Pick out and copy every line below that has the word "grade".

_Information shown_:
--- Begin ---
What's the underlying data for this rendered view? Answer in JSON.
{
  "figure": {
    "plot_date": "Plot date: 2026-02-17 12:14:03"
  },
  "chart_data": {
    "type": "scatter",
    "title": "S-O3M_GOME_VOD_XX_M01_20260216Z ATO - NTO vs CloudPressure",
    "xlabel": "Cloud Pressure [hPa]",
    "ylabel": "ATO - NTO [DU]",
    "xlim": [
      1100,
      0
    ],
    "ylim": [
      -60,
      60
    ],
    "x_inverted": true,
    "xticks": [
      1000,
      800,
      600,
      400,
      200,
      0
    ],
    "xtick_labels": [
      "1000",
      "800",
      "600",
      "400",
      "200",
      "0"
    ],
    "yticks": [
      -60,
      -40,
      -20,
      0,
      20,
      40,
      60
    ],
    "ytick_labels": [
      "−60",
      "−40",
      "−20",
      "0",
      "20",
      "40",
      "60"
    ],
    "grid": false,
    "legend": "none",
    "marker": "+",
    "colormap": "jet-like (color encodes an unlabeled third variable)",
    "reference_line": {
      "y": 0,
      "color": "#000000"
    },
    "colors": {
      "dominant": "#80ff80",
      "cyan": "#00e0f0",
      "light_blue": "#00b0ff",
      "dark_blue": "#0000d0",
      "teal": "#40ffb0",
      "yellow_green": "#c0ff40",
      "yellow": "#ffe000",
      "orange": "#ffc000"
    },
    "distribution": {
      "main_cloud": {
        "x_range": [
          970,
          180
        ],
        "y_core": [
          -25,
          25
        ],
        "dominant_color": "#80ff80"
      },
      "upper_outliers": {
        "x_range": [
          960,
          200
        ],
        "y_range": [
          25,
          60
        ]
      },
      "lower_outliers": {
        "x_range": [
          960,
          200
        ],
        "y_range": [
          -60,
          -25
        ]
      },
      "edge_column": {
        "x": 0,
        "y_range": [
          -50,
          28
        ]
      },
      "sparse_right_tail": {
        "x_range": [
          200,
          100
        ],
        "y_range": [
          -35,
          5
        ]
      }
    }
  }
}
--- End ---
--- Begin ---
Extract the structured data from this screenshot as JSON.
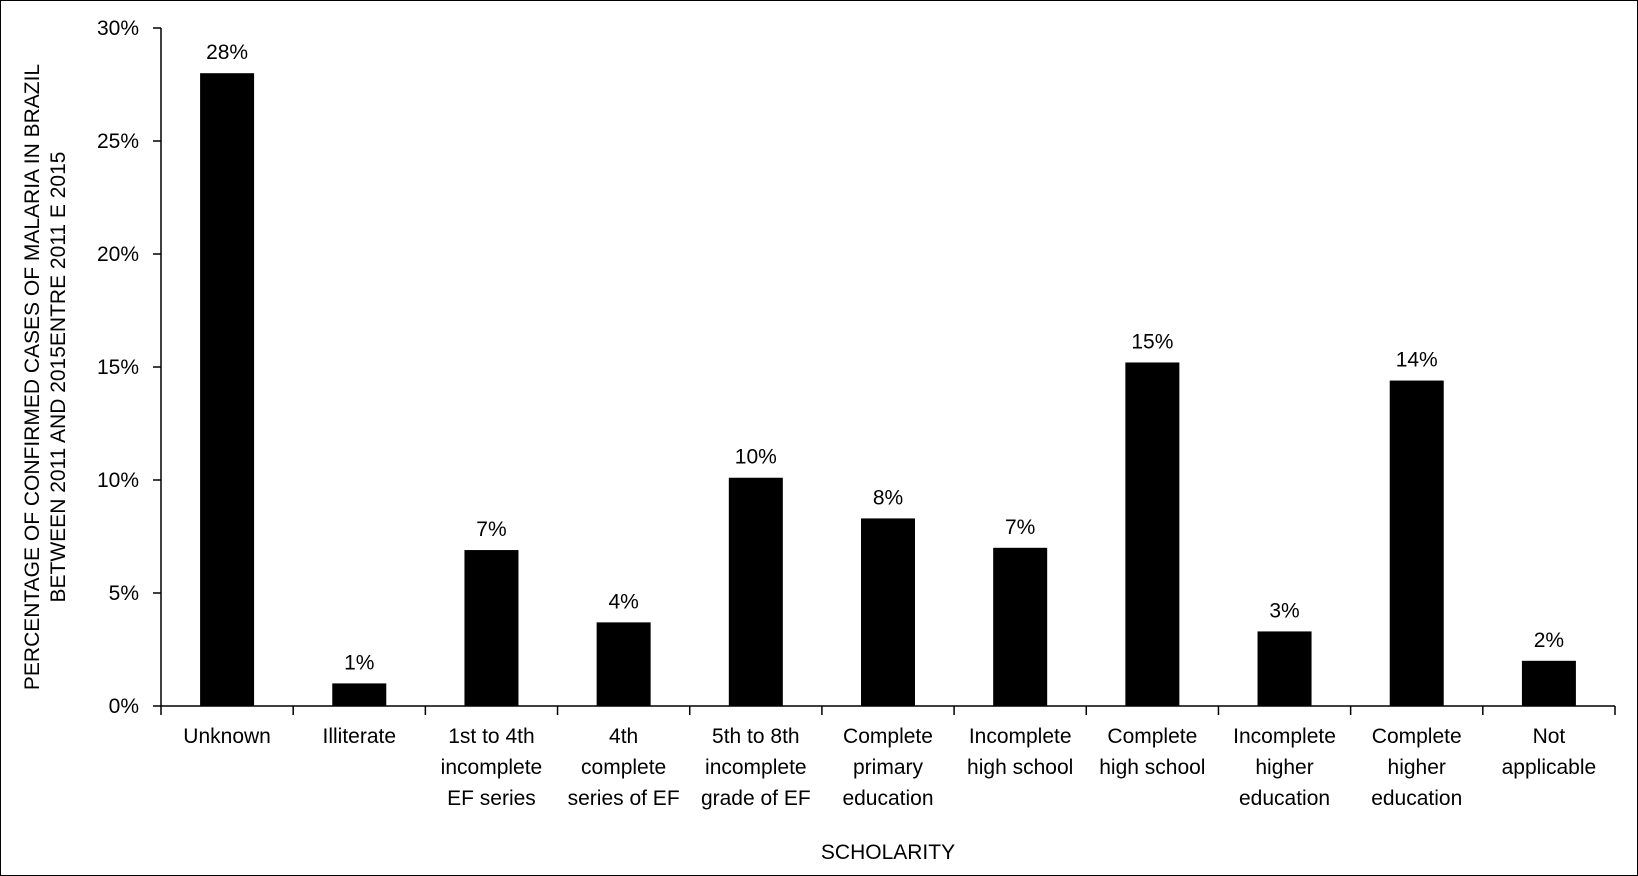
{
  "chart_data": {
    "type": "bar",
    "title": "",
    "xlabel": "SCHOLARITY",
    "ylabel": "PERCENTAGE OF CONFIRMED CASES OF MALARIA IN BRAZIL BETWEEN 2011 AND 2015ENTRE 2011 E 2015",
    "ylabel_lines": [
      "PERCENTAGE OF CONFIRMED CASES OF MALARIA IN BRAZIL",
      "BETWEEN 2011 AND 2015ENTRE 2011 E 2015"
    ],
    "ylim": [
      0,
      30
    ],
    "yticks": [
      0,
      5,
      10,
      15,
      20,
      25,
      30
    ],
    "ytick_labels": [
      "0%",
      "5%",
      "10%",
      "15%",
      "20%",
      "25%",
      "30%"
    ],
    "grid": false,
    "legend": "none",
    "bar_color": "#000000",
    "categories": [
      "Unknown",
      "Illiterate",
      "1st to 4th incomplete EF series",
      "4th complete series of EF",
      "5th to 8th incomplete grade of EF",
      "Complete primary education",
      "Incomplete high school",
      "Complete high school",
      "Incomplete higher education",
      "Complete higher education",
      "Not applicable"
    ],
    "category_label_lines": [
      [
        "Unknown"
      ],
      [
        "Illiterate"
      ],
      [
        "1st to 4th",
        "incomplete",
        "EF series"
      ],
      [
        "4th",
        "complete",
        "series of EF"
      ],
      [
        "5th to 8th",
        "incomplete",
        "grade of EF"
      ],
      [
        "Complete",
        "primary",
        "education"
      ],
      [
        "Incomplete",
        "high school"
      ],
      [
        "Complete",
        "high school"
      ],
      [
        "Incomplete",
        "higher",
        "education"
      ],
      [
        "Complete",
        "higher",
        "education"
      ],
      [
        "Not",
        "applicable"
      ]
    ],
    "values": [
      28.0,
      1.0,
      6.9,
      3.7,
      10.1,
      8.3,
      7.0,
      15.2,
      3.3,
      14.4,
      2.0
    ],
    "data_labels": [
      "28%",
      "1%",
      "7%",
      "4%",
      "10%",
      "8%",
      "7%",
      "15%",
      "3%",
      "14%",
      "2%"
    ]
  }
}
--- End ---
_Problem solution_:
      "5th to 8th incomplete grade of EF",
        "grade of EF"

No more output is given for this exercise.